▸ **Stated goal**
Copy each line that contains the string "JSON".

============

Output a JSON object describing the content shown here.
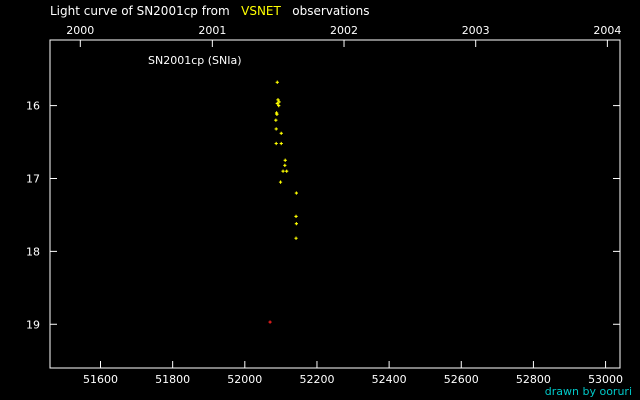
{
  "title": {
    "prefix": "Light curve of SN2001cp from",
    "highlight": "VSNET",
    "suffix": "observations"
  },
  "credit": "drawn by ooruri",
  "chart_data": {
    "type": "scatter",
    "annotation": "SN2001cp (SNIa)",
    "x_axis_bottom": {
      "ticks": [
        51600,
        51800,
        52000,
        52200,
        52400,
        52600,
        52800,
        53000
      ],
      "range": [
        51460,
        53040
      ]
    },
    "x_axis_top": {
      "ticks": [
        "2000",
        "2001",
        "2002",
        "2003",
        "2004"
      ],
      "tick_jd": [
        51544,
        51910,
        52275,
        52640,
        53005
      ]
    },
    "y_axis": {
      "ticks": [
        16,
        17,
        18,
        19
      ],
      "range": [
        15.1,
        19.6
      ],
      "inverted": true
    },
    "grid": false,
    "colors": {
      "points": "#ffff00",
      "upper_limit": "#ff2020",
      "axes": "#ffffff"
    },
    "series": [
      {
        "points": [
          [
            52090,
            15.68
          ],
          [
            52092,
            15.92
          ],
          [
            52095,
            15.95
          ],
          [
            52090,
            15.97
          ],
          [
            52094,
            16.0
          ],
          [
            52088,
            16.1
          ],
          [
            52089,
            16.12
          ],
          [
            52086,
            16.2
          ],
          [
            52087,
            16.32
          ],
          [
            52101,
            16.38
          ],
          [
            52087,
            16.52
          ],
          [
            52101,
            16.52
          ],
          [
            52112,
            16.75
          ],
          [
            52111,
            16.82
          ],
          [
            52106,
            16.9
          ],
          [
            52116,
            16.9
          ],
          [
            52099,
            17.05
          ],
          [
            52143,
            17.2
          ],
          [
            52142,
            17.52
          ],
          [
            52143,
            17.62
          ],
          [
            52142,
            17.82
          ]
        ]
      },
      {
        "points": [
          [
            52070,
            18.97
          ]
        ]
      }
    ]
  }
}
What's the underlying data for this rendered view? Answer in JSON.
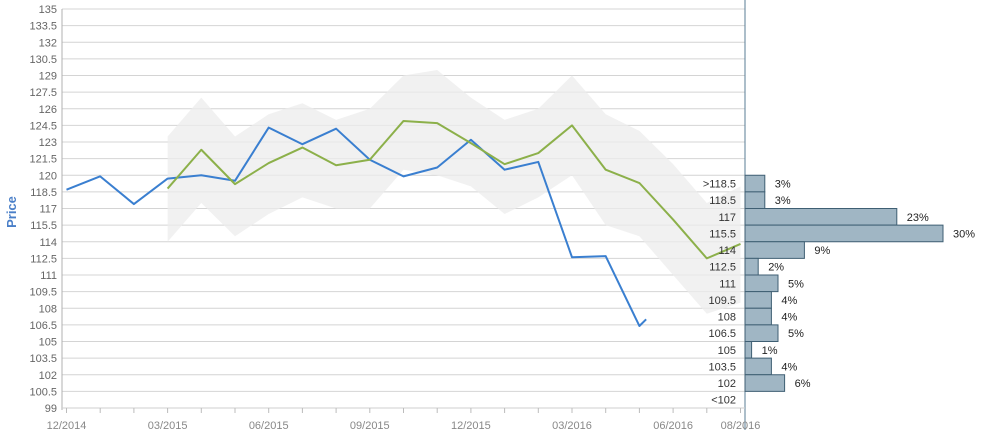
{
  "colors": {
    "blue": "#3a7fd0",
    "green": "#8cb04a",
    "band": "#ececec",
    "grid": "#d4d4d4",
    "bar_fill": "#a0b6c4",
    "bar_stroke": "#3f5f73",
    "axis_label": "#4a7fc8"
  },
  "chart_data": {
    "type": "line",
    "ylabel": "Price",
    "ylim": [
      99,
      135
    ],
    "y_ticks": [
      "135",
      "133.5",
      "132",
      "130.5",
      "129",
      "127.5",
      "126",
      "124.5",
      "123",
      "121.5",
      "120",
      "118.5",
      "117",
      "115.5",
      "114",
      "112.5",
      "111",
      "109.5",
      "108",
      "106.5",
      "105",
      "103.5",
      "102",
      "100.5",
      "99"
    ],
    "x_tick_labels": [
      "12/2014",
      "03/2015",
      "06/2015",
      "09/2015",
      "12/2015",
      "03/2016",
      "06/2016",
      "08/2016"
    ],
    "x_months": [
      "12/2014",
      "01/2015",
      "02/2015",
      "03/2015",
      "04/2015",
      "05/2015",
      "06/2015",
      "07/2015",
      "08/2015",
      "09/2015",
      "10/2015",
      "11/2015",
      "12/2015",
      "01/2016",
      "02/2016",
      "03/2016",
      "04/2016",
      "05/2016",
      "06/2016",
      "07/2016",
      "08/2016"
    ],
    "series": [
      {
        "color": "blue",
        "points": [
          {
            "x": 0,
            "y": 118.7
          },
          {
            "x": 1,
            "y": 119.9
          },
          {
            "x": 2,
            "y": 117.4
          },
          {
            "x": 3,
            "y": 119.7
          },
          {
            "x": 4,
            "y": 120.0
          },
          {
            "x": 5,
            "y": 119.5
          },
          {
            "x": 6,
            "y": 124.3
          },
          {
            "x": 7,
            "y": 122.8
          },
          {
            "x": 8,
            "y": 124.2
          },
          {
            "x": 9,
            "y": 121.4
          },
          {
            "x": 10,
            "y": 119.9
          },
          {
            "x": 11,
            "y": 120.7
          },
          {
            "x": 12,
            "y": 123.2
          },
          {
            "x": 13,
            "y": 120.5
          },
          {
            "x": 14,
            "y": 121.2
          },
          {
            "x": 15,
            "y": 112.6
          },
          {
            "x": 16,
            "y": 112.7
          },
          {
            "x": 17,
            "y": 106.4
          },
          {
            "x": 17.2,
            "y": 107.0
          }
        ]
      },
      {
        "color": "green",
        "points": [
          {
            "x": 3,
            "y": 118.8
          },
          {
            "x": 4,
            "y": 122.3
          },
          {
            "x": 5,
            "y": 119.2
          },
          {
            "x": 6,
            "y": 121.1
          },
          {
            "x": 7,
            "y": 122.5
          },
          {
            "x": 8,
            "y": 120.9
          },
          {
            "x": 9,
            "y": 121.4
          },
          {
            "x": 10,
            "y": 124.9
          },
          {
            "x": 11,
            "y": 124.7
          },
          {
            "x": 12,
            "y": 122.9
          },
          {
            "x": 13,
            "y": 121.0
          },
          {
            "x": 14,
            "y": 122.0
          },
          {
            "x": 15,
            "y": 124.5
          },
          {
            "x": 16,
            "y": 120.5
          },
          {
            "x": 17,
            "y": 119.3
          },
          {
            "x": 18,
            "y": 116.0
          },
          {
            "x": 19,
            "y": 112.5
          },
          {
            "x": 20,
            "y": 113.8
          }
        ]
      }
    ],
    "range_band": {
      "upper": [
        {
          "x": 3,
          "y": 123.5
        },
        {
          "x": 4,
          "y": 127.0
        },
        {
          "x": 5,
          "y": 123.5
        },
        {
          "x": 6,
          "y": 125.5
        },
        {
          "x": 7,
          "y": 126.5
        },
        {
          "x": 8,
          "y": 125.0
        },
        {
          "x": 9,
          "y": 126.0
        },
        {
          "x": 10,
          "y": 129.0
        },
        {
          "x": 11,
          "y": 129.5
        },
        {
          "x": 12,
          "y": 127.0
        },
        {
          "x": 13,
          "y": 125.0
        },
        {
          "x": 14,
          "y": 126.0
        },
        {
          "x": 15,
          "y": 129.0
        },
        {
          "x": 16,
          "y": 125.5
        },
        {
          "x": 17,
          "y": 124.0
        },
        {
          "x": 18,
          "y": 121.0
        },
        {
          "x": 19,
          "y": 117.5
        },
        {
          "x": 20,
          "y": 119.0
        }
      ],
      "lower": [
        {
          "x": 3,
          "y": 114.0
        },
        {
          "x": 4,
          "y": 117.5
        },
        {
          "x": 5,
          "y": 114.5
        },
        {
          "x": 6,
          "y": 116.5
        },
        {
          "x": 7,
          "y": 118.0
        },
        {
          "x": 8,
          "y": 117.0
        },
        {
          "x": 9,
          "y": 117.0
        },
        {
          "x": 10,
          "y": 120.5
        },
        {
          "x": 11,
          "y": 120.0
        },
        {
          "x": 12,
          "y": 119.0
        },
        {
          "x": 13,
          "y": 116.5
        },
        {
          "x": 14,
          "y": 118.0
        },
        {
          "x": 15,
          "y": 120.0
        },
        {
          "x": 16,
          "y": 115.5
        },
        {
          "x": 17,
          "y": 114.5
        },
        {
          "x": 18,
          "y": 111.0
        },
        {
          "x": 19,
          "y": 107.5
        },
        {
          "x": 20,
          "y": 108.5
        }
      ]
    },
    "distribution": {
      "bins": [
        {
          "label": ">118.5",
          "pct_label": "3%",
          "pct": 3
        },
        {
          "label": "118.5",
          "pct_label": "3%",
          "pct": 3
        },
        {
          "label": "117",
          "pct_label": "23%",
          "pct": 23
        },
        {
          "label": "115.5",
          "pct_label": "30%",
          "pct": 30
        },
        {
          "label": "114",
          "pct_label": "9%",
          "pct": 9
        },
        {
          "label": "112.5",
          "pct_label": "2%",
          "pct": 2
        },
        {
          "label": "111",
          "pct_label": "5%",
          "pct": 5
        },
        {
          "label": "109.5",
          "pct_label": "4%",
          "pct": 4
        },
        {
          "label": "108",
          "pct_label": "4%",
          "pct": 4
        },
        {
          "label": "106.5",
          "pct_label": "5%",
          "pct": 5
        },
        {
          "label": "105",
          "pct_label": "1%",
          "pct": 1
        },
        {
          "label": "103.5",
          "pct_label": "4%",
          "pct": 4
        },
        {
          "label": "102",
          "pct_label": "6%",
          "pct": 6
        },
        {
          "label": "<102",
          "pct_label": "",
          "pct": 0
        }
      ]
    }
  }
}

============

▸ **Written solution**
Output a JSON object describing the content shown here.
What's the underlying data for this rendered view? Answer in JSON.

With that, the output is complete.